● Work instructions: Check every line of the entries that follow, and copy the ones containing "this".

════════════════

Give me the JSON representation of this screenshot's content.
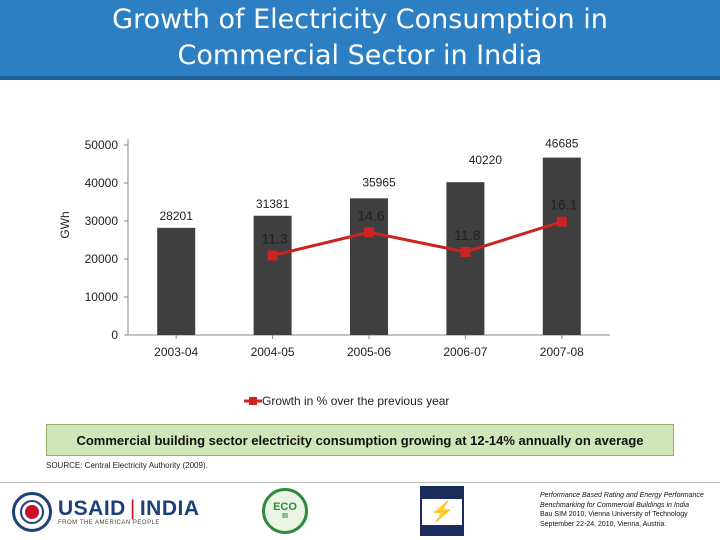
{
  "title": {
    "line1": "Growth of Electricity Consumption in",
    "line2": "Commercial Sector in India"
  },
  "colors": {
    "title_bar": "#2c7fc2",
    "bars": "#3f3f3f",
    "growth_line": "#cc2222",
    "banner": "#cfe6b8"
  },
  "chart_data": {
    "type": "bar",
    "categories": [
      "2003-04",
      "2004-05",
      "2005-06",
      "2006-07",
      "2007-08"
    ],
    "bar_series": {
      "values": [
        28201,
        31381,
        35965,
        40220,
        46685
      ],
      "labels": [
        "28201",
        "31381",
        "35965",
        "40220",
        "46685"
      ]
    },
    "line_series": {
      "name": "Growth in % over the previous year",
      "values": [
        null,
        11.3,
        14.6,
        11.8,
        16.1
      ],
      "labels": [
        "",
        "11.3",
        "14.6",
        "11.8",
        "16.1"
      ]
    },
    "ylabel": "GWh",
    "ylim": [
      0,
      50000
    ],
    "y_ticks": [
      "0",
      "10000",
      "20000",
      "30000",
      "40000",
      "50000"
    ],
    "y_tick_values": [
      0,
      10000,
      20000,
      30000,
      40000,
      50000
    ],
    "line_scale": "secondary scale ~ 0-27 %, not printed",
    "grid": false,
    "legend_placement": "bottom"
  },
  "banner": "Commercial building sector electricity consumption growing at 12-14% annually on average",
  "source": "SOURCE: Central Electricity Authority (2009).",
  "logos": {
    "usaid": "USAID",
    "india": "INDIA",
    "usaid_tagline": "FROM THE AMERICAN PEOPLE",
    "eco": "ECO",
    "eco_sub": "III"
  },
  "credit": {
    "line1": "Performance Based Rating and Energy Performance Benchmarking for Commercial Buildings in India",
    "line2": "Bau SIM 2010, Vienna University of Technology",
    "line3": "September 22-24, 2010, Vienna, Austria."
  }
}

════════════════

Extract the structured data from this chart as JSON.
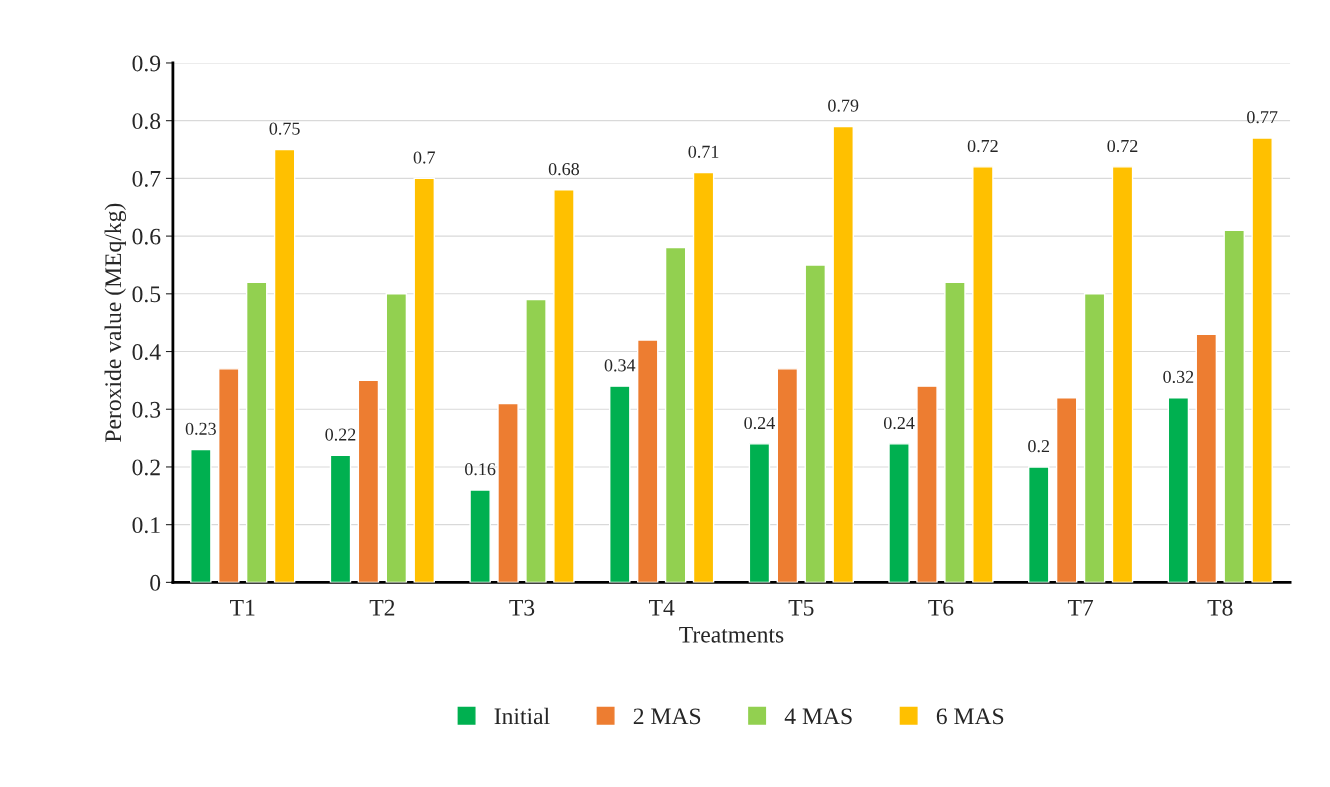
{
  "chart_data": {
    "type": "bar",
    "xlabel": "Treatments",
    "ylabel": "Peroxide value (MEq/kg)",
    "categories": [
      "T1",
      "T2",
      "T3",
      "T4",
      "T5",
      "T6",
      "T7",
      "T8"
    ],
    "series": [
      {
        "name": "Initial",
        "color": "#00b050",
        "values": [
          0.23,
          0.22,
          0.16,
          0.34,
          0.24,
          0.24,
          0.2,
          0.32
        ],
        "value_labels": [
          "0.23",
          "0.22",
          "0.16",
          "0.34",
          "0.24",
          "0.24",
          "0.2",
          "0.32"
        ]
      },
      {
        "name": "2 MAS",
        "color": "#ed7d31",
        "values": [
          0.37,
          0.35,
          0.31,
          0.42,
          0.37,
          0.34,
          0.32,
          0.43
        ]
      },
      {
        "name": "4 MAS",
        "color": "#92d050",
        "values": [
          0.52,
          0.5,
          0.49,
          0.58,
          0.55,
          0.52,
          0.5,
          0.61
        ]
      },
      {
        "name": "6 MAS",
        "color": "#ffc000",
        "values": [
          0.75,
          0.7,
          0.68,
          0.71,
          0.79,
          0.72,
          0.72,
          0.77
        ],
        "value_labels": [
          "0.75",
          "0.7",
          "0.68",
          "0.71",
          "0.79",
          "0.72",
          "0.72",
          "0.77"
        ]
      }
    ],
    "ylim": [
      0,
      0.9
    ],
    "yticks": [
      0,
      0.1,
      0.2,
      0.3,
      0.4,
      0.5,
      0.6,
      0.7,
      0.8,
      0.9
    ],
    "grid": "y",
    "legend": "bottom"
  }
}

════════════════

● Exercise result:
Give me the JSON representation of this screenshot's content.
Extract the structured data from this chart as JSON.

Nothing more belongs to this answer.